[TASK GOAL] Which lines below hold the word "κιλού"? Copy all of them.

[MATERIAL FOR THIS EXERCISE]
* START *

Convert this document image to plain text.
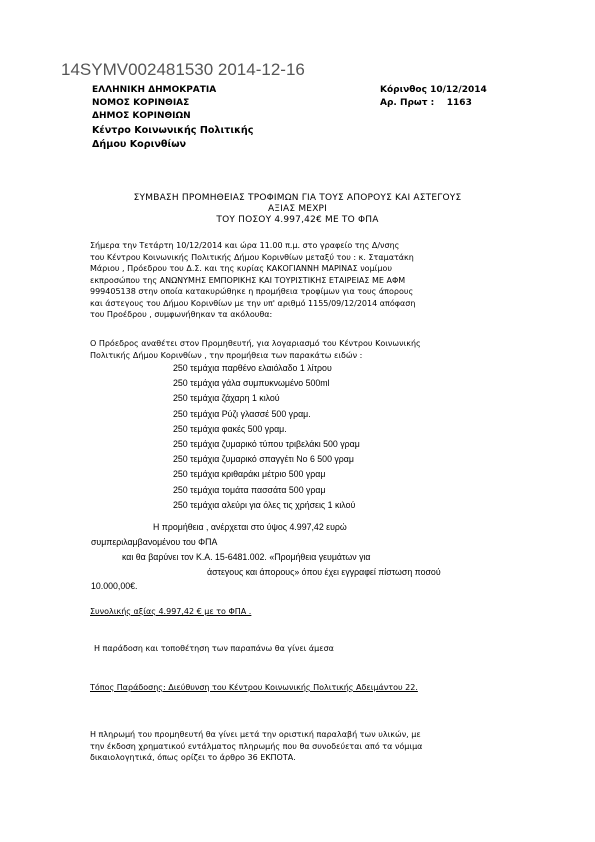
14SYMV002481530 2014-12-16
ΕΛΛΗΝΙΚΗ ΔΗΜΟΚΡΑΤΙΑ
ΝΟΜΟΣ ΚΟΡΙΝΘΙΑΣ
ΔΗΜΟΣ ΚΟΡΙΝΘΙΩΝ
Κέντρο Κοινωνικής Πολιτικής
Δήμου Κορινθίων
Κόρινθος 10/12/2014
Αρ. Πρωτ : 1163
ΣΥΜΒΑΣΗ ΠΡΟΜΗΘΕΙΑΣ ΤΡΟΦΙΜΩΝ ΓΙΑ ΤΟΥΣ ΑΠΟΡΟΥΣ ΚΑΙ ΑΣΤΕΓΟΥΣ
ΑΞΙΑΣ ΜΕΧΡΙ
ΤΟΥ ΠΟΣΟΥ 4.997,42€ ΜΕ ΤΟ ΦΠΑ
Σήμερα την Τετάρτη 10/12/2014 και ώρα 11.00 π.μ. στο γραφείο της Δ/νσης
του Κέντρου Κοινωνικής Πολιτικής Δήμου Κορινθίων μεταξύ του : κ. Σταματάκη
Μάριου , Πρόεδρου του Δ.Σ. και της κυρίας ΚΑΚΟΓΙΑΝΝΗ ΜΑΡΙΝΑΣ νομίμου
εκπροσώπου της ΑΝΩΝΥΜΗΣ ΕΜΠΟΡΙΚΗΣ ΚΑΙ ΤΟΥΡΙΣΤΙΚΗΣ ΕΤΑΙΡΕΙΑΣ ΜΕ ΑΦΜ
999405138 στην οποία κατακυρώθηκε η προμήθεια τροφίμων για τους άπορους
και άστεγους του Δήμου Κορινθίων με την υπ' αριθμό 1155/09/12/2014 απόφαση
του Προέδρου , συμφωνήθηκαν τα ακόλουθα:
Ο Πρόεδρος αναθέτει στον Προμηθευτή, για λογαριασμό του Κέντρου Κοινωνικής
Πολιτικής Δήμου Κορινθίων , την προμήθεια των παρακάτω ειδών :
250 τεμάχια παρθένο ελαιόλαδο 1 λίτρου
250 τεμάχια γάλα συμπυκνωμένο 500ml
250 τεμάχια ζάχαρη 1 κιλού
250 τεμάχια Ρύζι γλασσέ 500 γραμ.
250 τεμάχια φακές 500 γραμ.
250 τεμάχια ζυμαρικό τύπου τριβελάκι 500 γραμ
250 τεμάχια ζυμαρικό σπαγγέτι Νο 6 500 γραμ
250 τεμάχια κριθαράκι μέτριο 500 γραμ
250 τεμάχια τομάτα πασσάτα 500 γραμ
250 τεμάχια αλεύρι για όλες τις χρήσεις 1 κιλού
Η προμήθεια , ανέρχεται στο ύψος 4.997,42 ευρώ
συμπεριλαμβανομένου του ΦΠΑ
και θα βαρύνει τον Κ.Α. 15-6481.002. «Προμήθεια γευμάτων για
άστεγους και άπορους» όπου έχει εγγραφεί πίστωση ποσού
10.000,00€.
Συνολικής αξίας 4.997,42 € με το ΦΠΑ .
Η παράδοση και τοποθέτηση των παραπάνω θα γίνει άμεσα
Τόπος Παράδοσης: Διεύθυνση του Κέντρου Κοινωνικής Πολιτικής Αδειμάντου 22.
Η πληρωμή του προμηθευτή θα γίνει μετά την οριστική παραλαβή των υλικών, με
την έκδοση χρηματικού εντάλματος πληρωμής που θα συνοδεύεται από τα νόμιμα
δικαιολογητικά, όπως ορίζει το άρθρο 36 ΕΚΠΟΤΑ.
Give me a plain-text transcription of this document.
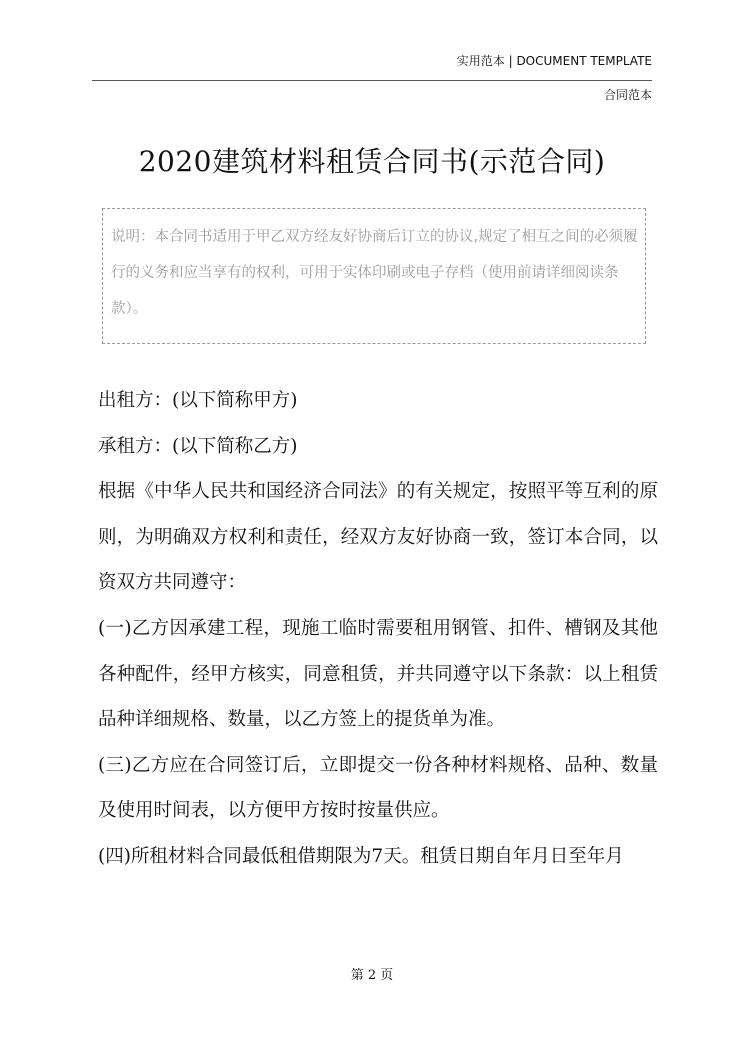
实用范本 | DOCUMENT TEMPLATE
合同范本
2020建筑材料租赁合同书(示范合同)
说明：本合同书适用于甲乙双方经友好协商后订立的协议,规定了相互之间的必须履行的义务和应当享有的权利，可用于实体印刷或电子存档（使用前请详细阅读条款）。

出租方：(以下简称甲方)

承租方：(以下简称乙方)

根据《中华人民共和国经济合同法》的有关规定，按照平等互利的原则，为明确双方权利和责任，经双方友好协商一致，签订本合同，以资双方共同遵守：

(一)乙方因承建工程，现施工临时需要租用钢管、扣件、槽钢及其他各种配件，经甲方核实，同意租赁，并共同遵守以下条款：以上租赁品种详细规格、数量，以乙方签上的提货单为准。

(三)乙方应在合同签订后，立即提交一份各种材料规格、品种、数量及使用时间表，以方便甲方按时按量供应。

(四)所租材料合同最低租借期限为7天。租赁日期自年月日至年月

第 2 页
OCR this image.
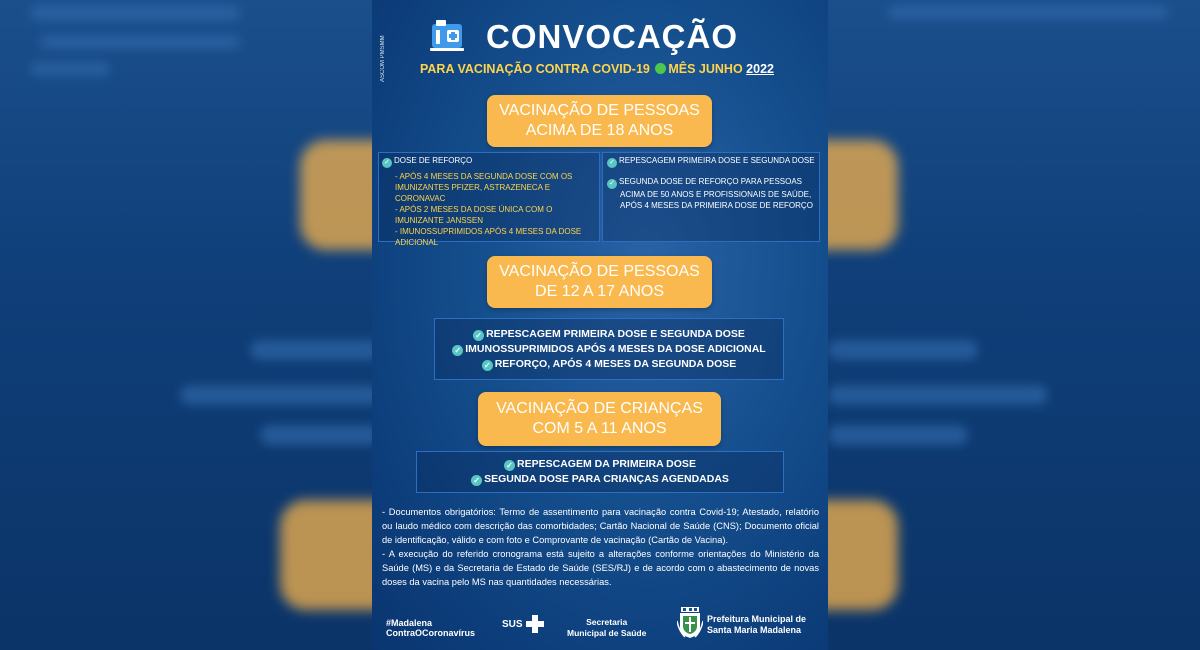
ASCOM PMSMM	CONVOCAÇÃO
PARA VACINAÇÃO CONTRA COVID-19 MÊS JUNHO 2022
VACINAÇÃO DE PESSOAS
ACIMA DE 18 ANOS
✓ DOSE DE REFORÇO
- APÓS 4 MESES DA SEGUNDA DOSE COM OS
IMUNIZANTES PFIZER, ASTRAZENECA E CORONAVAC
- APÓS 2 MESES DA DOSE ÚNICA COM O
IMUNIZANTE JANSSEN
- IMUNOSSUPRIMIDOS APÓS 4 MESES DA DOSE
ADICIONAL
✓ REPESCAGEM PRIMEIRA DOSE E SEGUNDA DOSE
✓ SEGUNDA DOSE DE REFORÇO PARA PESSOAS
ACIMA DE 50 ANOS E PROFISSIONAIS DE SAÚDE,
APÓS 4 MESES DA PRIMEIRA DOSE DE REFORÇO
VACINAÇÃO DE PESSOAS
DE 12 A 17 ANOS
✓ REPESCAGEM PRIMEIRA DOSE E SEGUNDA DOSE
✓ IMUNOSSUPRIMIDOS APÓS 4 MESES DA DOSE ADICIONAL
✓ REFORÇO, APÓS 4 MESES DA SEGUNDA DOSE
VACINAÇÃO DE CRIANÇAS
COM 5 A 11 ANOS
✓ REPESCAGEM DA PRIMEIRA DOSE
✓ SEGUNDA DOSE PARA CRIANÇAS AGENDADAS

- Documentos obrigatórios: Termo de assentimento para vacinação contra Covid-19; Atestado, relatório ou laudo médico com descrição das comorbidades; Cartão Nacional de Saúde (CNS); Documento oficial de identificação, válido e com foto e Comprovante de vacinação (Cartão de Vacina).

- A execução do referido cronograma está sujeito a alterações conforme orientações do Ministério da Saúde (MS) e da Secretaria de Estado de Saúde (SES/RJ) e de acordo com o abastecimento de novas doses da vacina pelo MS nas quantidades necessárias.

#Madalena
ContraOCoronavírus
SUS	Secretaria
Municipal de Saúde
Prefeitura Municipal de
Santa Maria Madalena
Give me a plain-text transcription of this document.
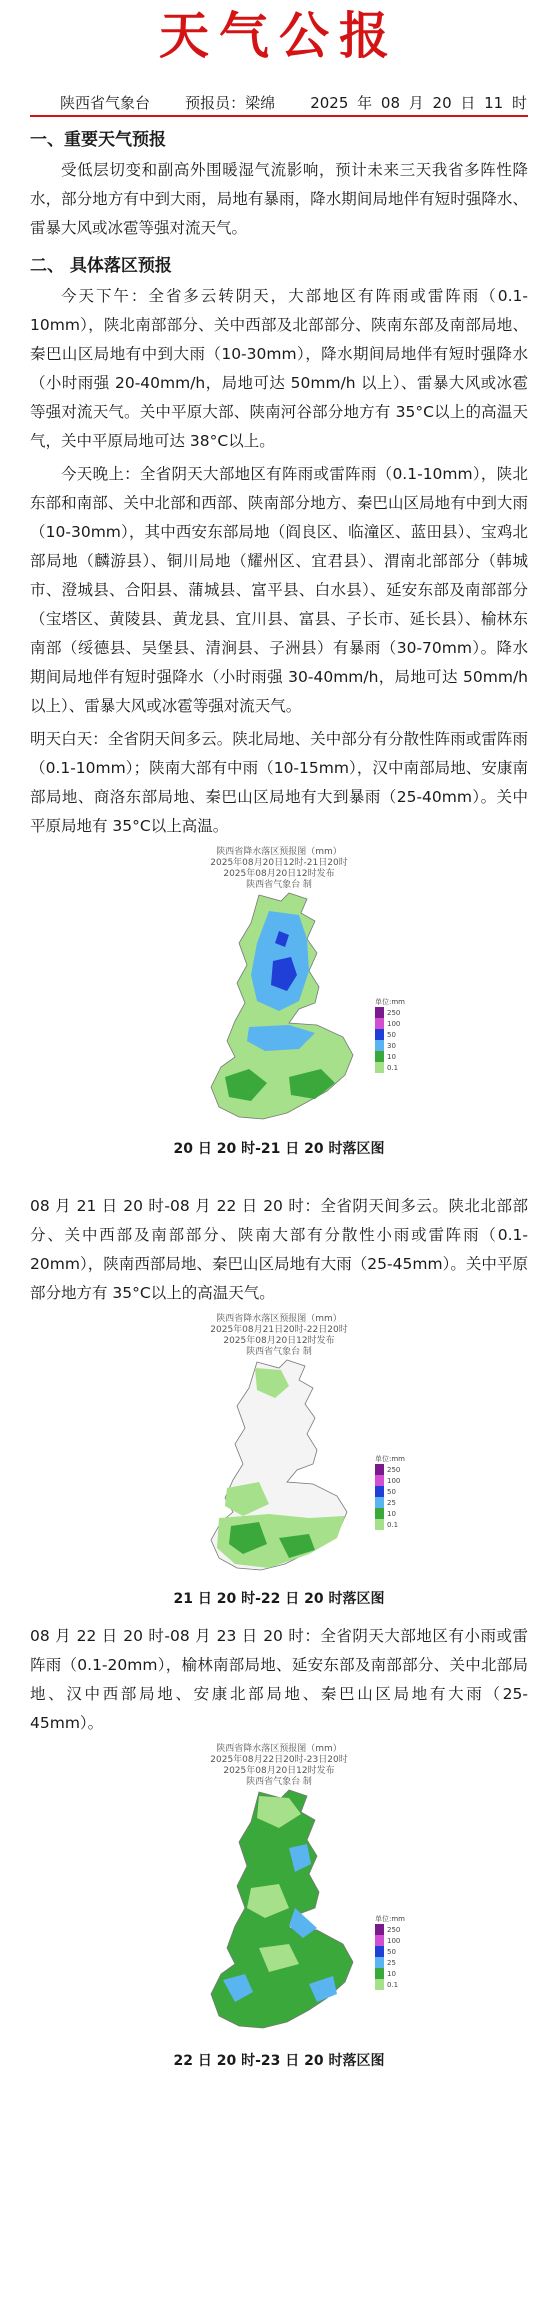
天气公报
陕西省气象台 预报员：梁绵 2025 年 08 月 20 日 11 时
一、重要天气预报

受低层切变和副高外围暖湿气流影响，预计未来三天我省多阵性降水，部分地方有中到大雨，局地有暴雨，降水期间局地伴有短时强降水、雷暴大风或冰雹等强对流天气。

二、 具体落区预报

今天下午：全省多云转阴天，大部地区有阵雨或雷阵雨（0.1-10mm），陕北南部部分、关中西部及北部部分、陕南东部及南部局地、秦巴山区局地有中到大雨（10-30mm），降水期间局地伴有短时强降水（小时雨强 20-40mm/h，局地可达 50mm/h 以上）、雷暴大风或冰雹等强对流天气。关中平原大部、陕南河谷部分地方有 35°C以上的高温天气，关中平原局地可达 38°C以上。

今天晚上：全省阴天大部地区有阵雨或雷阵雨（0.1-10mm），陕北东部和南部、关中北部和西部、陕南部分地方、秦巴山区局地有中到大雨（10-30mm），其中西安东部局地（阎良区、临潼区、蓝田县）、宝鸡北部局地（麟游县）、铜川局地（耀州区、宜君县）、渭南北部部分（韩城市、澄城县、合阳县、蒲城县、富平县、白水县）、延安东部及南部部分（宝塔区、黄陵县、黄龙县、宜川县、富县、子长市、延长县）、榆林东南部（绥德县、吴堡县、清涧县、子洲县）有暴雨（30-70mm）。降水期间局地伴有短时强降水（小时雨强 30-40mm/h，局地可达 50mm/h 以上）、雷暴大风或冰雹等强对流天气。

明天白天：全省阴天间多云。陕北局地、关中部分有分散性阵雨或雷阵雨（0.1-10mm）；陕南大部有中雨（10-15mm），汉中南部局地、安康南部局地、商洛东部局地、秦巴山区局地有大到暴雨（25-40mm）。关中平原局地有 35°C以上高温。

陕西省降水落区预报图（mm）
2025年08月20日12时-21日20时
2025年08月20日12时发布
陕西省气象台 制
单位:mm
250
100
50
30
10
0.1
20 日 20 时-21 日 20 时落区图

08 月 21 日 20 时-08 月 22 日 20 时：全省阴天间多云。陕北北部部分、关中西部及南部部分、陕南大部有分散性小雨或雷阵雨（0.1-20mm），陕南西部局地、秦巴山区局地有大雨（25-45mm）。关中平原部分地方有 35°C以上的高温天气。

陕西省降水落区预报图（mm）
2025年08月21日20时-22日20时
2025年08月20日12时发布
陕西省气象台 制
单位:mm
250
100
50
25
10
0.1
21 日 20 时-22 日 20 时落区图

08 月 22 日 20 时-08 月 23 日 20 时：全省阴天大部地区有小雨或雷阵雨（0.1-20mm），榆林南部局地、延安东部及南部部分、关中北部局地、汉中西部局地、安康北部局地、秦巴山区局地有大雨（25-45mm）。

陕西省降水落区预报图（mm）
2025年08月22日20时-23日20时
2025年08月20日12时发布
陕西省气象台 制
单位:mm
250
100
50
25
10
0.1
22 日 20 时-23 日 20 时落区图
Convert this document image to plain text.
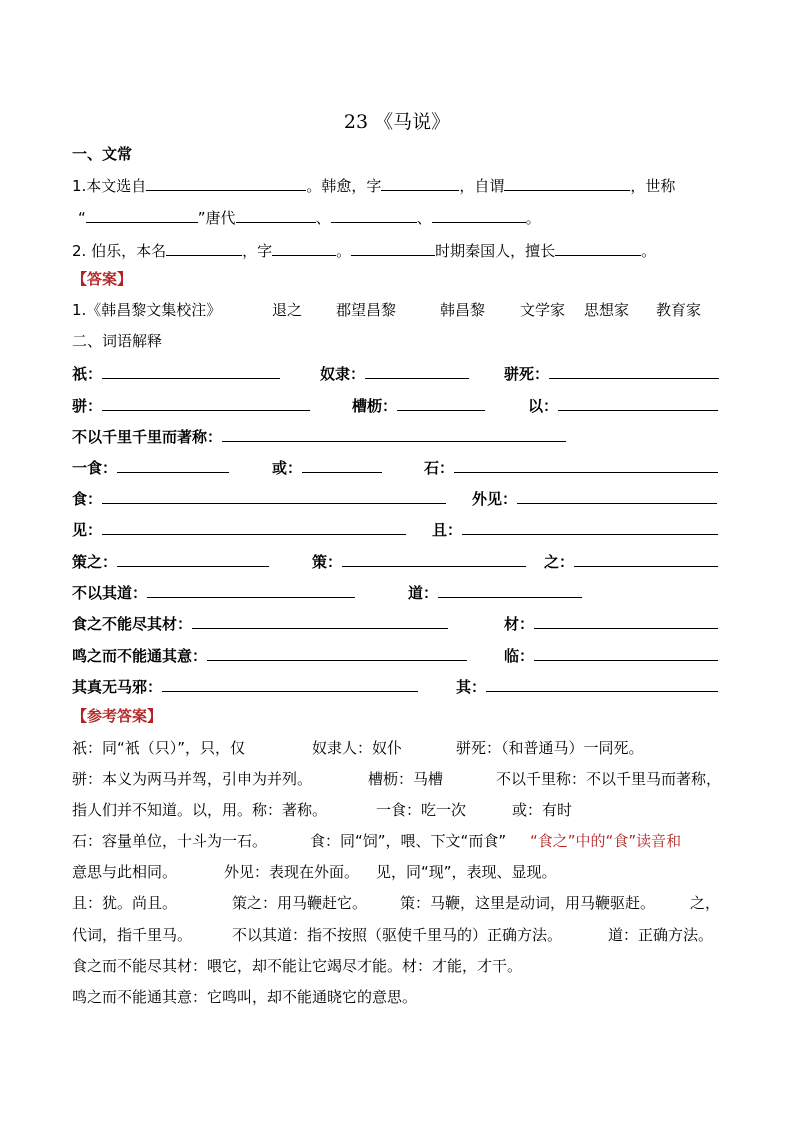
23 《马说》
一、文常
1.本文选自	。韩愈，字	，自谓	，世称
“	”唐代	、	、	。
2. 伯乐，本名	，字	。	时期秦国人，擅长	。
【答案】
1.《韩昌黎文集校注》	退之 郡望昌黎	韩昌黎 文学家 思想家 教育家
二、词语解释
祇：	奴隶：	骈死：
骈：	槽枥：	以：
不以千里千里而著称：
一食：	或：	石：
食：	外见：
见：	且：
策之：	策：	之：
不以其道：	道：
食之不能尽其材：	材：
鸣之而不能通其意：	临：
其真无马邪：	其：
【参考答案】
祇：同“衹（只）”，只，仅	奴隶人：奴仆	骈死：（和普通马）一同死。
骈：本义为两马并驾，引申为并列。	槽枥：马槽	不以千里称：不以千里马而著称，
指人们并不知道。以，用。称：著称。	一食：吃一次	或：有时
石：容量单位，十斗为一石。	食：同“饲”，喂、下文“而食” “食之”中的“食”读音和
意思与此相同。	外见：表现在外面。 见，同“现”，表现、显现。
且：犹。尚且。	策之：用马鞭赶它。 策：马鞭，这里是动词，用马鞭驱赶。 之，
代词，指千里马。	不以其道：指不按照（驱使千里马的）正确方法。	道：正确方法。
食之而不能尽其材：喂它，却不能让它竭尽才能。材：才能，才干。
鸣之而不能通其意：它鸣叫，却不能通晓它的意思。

* END *

[TASK ANSWER]
250 τεμάχια ζάχαρη 1 κιλού
250 τεμάχια αλεύρι για όλες τις χρήσεις 1 κιλού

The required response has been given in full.